---------- Given entries ----------

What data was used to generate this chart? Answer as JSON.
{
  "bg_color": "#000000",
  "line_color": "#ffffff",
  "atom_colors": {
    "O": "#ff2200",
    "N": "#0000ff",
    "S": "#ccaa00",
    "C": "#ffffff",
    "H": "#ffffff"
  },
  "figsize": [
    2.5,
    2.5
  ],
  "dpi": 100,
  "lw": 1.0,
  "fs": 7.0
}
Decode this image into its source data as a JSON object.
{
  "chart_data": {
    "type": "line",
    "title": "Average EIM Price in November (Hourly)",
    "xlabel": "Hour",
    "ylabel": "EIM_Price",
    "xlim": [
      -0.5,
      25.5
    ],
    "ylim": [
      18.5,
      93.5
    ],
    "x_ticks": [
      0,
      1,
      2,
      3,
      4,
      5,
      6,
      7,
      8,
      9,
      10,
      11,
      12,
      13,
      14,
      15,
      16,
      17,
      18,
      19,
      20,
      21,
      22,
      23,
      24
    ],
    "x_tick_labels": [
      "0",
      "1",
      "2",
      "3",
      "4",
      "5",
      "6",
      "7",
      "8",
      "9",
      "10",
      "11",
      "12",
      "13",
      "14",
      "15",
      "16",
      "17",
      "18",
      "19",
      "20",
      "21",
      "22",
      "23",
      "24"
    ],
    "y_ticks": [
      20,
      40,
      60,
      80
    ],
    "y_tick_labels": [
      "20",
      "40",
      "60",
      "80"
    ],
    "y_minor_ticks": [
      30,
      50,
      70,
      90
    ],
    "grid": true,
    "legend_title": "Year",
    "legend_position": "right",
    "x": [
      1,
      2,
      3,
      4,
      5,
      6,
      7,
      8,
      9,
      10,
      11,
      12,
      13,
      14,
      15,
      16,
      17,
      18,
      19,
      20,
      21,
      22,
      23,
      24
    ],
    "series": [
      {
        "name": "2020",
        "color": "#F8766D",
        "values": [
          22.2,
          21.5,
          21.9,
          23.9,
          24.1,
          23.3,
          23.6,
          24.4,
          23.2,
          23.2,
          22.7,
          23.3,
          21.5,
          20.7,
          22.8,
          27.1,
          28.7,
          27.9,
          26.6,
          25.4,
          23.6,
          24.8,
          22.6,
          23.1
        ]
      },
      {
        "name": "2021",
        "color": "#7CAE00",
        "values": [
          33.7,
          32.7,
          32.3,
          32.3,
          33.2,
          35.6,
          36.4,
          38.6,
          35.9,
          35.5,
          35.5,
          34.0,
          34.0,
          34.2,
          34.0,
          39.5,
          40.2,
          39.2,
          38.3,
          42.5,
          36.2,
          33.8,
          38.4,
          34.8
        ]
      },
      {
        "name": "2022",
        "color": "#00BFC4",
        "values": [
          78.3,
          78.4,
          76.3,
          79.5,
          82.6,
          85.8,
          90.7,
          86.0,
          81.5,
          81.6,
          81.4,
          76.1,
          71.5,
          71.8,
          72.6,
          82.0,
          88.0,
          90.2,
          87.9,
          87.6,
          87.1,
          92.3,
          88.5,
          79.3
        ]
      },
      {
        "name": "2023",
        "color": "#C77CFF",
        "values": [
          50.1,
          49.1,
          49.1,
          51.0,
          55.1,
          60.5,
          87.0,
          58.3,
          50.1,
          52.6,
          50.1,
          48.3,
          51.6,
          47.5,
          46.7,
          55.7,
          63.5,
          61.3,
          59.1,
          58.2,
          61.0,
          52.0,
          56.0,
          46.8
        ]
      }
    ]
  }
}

----------
---------- Given entries ----------

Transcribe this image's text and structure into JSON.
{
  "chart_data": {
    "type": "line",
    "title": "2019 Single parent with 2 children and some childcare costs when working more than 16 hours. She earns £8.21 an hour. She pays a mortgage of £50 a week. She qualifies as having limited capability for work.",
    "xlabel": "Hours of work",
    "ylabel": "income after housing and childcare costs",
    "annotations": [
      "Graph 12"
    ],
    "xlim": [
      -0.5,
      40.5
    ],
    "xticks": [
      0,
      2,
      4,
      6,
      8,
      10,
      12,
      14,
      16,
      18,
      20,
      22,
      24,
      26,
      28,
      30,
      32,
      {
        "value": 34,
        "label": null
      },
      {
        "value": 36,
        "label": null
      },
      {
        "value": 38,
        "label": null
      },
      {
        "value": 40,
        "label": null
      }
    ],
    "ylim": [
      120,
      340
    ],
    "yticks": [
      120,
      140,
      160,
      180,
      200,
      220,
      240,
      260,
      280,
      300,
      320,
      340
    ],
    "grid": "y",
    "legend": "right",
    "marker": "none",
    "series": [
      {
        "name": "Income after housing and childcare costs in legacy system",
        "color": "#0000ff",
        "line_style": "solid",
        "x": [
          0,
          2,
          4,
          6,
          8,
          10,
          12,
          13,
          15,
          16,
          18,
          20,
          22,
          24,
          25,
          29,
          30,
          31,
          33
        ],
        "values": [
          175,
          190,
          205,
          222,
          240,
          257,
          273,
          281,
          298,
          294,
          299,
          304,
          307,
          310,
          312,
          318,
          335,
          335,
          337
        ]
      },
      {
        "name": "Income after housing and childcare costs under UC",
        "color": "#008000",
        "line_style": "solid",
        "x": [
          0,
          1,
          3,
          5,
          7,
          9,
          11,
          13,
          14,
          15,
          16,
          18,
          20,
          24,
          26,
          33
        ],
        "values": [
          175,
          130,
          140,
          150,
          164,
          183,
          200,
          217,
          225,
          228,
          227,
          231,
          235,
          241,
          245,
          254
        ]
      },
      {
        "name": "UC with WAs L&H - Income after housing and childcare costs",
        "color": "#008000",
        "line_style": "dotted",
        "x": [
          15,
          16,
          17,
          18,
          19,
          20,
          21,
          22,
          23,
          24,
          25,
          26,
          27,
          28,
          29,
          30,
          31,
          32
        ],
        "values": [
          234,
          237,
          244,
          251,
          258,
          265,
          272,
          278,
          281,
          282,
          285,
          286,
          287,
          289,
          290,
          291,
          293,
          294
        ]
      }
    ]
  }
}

----------

▶ [Exercise instructions]:
Select every line in the records above that contains the word "work".

▶ [Task result]:
    "title": "2019 Single parent with 2 children and some childcare costs when working more than 16 hours. She earns £8.21 an hour. She pays a mortgage of £50 a week. She qualifies as having limited capability for work.",
    "xlabel": "Hours of work",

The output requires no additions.